DATASET EXTRACT:
******************************
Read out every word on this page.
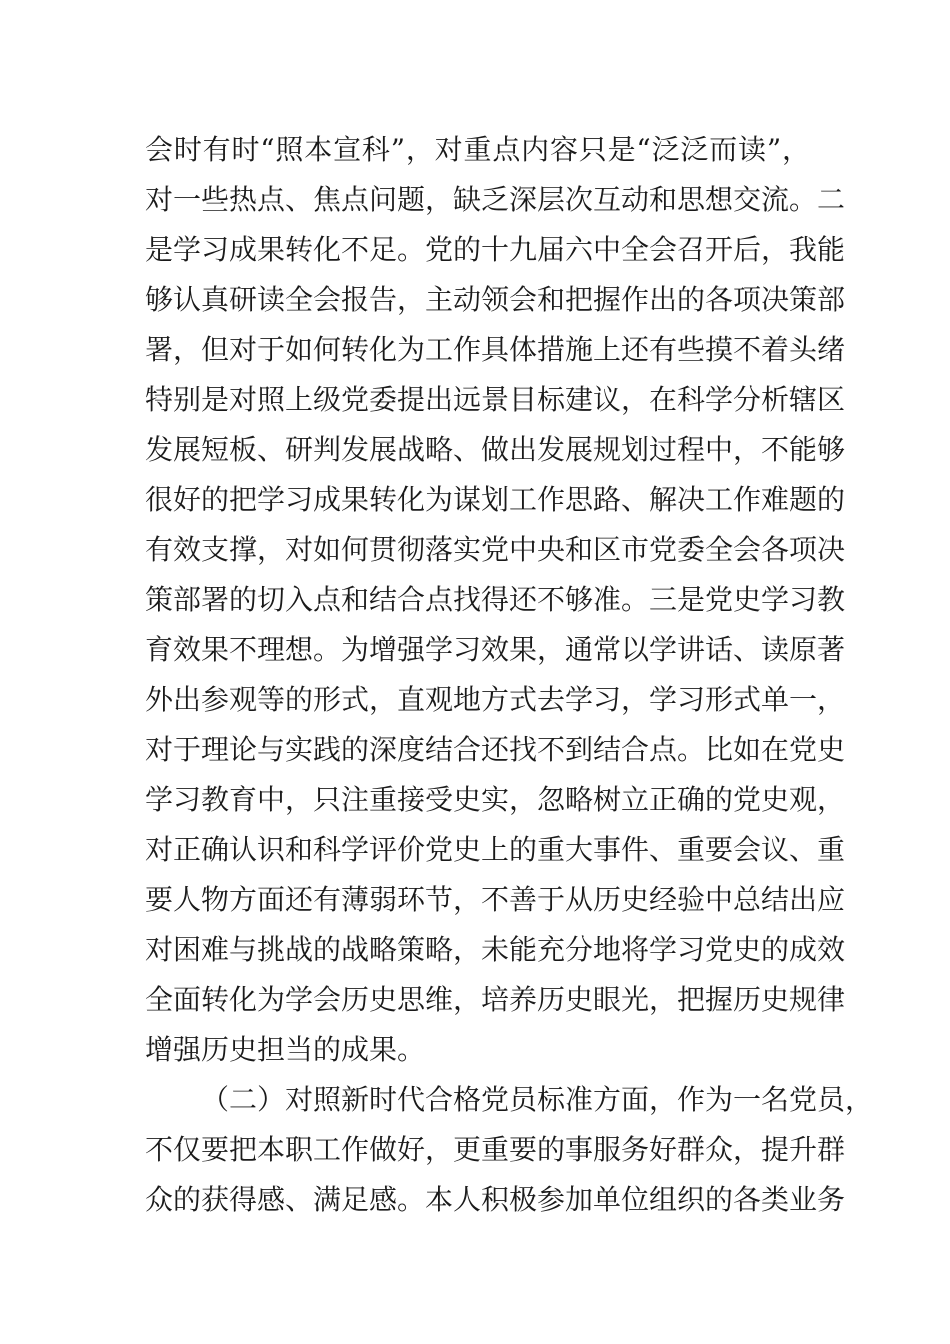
会时有时“照本宣科”，对重点内容只是“泛泛而读”，
对一些热点、焦点问题，缺乏深层次互动和思想交流。二
是学习成果转化不足。党的十九届六中全会召开后，我能
够认真研读全会报告，主动领会和把握作出的各项决策部
署，但对于如何转化为工作具体措施上还有些摸不着头绪
特别是对照上级党委提出远景目标建议，在科学分析辖区
发展短板、研判发展战略、做出发展规划过程中，不能够
很好的把学习成果转化为谋划工作思路、解决工作难题的
有效支撑，对如何贯彻落实党中央和区市党委全会各项决
策部署的切入点和结合点找得还不够准。三是党史学习教
育效果不理想。为增强学习效果，通常以学讲话、读原著
外出参观等的形式，直观地方式去学习，学习形式单一，
对于理论与实践的深度结合还找不到结合点。比如在党史
学习教育中，只注重接受史实，忽略树立正确的党史观，
对正确认识和科学评价党史上的重大事件、重要会议、重
要人物方面还有薄弱环节，不善于从历史经验中总结出应
对困难与挑战的战略策略，未能充分地将学习党史的成效
全面转化为学会历史思维，培养历史眼光，把握历史规律
增强历史担当的成果。
（二）对照新时代合格党员标准方面，作为一名党员，
不仅要把本职工作做好，更重要的事服务好群众，提升群
众的获得感、满足感。本人积极参加单位组织的各类业务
******************************
DIRECTION:
Every entry must be written out exactly, with all pictures left out.

THE RESULT:
Read out every word on this page.
会时有时“照本宣科”，对重点内容只是“泛泛而读”，
对一些热点、焦点问题，缺乏深层次互动和思想交流。二
是学习成果转化不足。党的十九届六中全会召开后，我能
够认真研读全会报告，主动领会和把握作出的各项决策部
署，但对于如何转化为工作具体措施上还有些摸不着头绪
特别是对照上级党委提出远景目标建议，在科学分析辖区
发展短板、研判发展战略、做出发展规划过程中，不能够
很好的把学习成果转化为谋划工作思路、解决工作难题的
有效支撑，对如何贯彻落实党中央和区市党委全会各项决
策部署的切入点和结合点找得还不够准。三是党史学习教
育效果不理想。为增强学习效果，通常以学讲话、读原著
外出参观等的形式，直观地方式去学习，学习形式单一，
对于理论与实践的深度结合还找不到结合点。比如在党史
学习教育中，只注重接受史实，忽略树立正确的党史观，
对正确认识和科学评价党史上的重大事件、重要会议、重
要人物方面还有薄弱环节，不善于从历史经验中总结出应
对困难与挑战的战略策略，未能充分地将学习党史的成效
全面转化为学会历史思维，培养历史眼光，把握历史规律
增强历史担当的成果。
（二）对照新时代合格党员标准方面，作为一名党员，
不仅要把本职工作做好，更重要的事服务好群众，提升群
众的获得感、满足感。本人积极参加单位组织的各类业务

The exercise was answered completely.